* start INPUT MATERIAL *

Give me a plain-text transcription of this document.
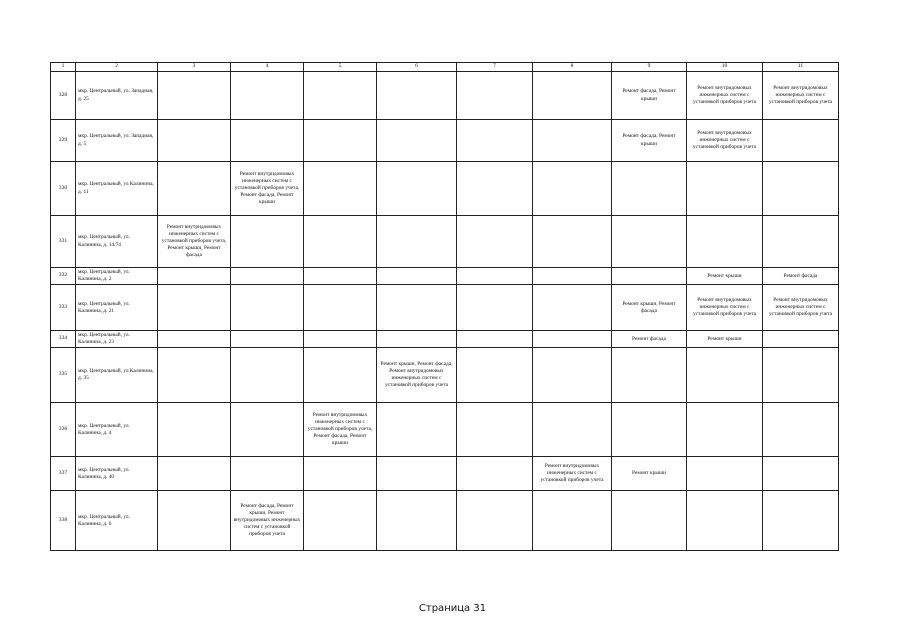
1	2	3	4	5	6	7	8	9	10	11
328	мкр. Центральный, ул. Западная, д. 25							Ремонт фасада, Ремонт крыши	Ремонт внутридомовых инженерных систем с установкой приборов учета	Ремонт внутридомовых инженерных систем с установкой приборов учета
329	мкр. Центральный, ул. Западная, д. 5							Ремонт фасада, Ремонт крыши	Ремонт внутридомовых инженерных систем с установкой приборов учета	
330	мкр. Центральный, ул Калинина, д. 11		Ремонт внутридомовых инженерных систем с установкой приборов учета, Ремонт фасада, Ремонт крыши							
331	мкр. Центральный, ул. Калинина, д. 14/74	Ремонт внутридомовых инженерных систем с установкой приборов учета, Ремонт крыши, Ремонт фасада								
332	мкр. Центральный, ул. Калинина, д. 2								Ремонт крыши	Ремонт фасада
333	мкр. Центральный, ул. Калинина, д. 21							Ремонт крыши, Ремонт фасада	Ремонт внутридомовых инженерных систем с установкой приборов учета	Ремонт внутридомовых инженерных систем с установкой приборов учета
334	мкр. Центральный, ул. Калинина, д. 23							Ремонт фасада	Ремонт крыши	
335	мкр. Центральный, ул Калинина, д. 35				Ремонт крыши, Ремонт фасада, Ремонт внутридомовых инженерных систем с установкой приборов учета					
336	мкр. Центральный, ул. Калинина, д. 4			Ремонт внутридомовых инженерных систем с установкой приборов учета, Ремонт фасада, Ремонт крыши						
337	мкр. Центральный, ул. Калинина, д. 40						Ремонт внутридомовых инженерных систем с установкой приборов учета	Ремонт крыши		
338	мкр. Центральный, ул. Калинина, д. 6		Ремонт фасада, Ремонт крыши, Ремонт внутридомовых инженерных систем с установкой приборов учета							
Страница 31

* end INPUT MATERIAL *

**JOB:** An exact transcription of all the entries is required, without the pictures.

**ANSWER TO THIS TASK:**
Give me a plain-text transcription of this document.
1	2	3	4	5	6	7	8	9	10	11
328	мкр. Центральный, ул. Западная, д. 25							Ремонт фасада, Ремонт крыши	Ремонт внутридомовых инженерных систем с установкой приборов учета	Ремонт внутридомовых инженерных систем с установкой приборов учета
329	мкр. Центральный, ул. Западная, д. 5							Ремонт фасада, Ремонт крыши	Ремонт внутридомовых инженерных систем с установкой приборов учета	
330	мкр. Центральный, ул Калинина, д. 11		Ремонт внутридомовых инженерных систем с установкой приборов учета, Ремонт фасада, Ремонт крыши							
331	мкр. Центральный, ул. Калинина, д. 14/74	Ремонт внутридомовых инженерных систем с установкой приборов учета, Ремонт крыши, Ремонт фасада								
332	мкр. Центральный, ул. Калинина, д. 2								Ремонт крыши	Ремонт фасада
333	мкр. Центральный, ул. Калинина, д. 21							Ремонт крыши, Ремонт фасада	Ремонт внутридомовых инженерных систем с установкой приборов учета	Ремонт внутридомовых инженерных систем с установкой приборов учета
334	мкр. Центральный, ул. Калинина, д. 23							Ремонт фасада	Ремонт крыши	
335	мкр. Центральный, ул Калинина, д. 35				Ремонт крыши, Ремонт фасада, Ремонт внутридомовых инженерных систем с установкой приборов учета					
336	мкр. Центральный, ул. Калинина, д. 4			Ремонт внутридомовых инженерных систем с установкой приборов учета, Ремонт фасада, Ремонт крыши						
337	мкр. Центральный, ул. Калинина, д. 40						Ремонт внутридомовых инженерных систем с установкой приборов учета	Ремонт крыши		
338	мкр. Центральный, ул. Калинина, д. 6		Ремонт фасада, Ремонт крыши, Ремонт внутридомовых инженерных систем с установкой приборов учета							
Страница 31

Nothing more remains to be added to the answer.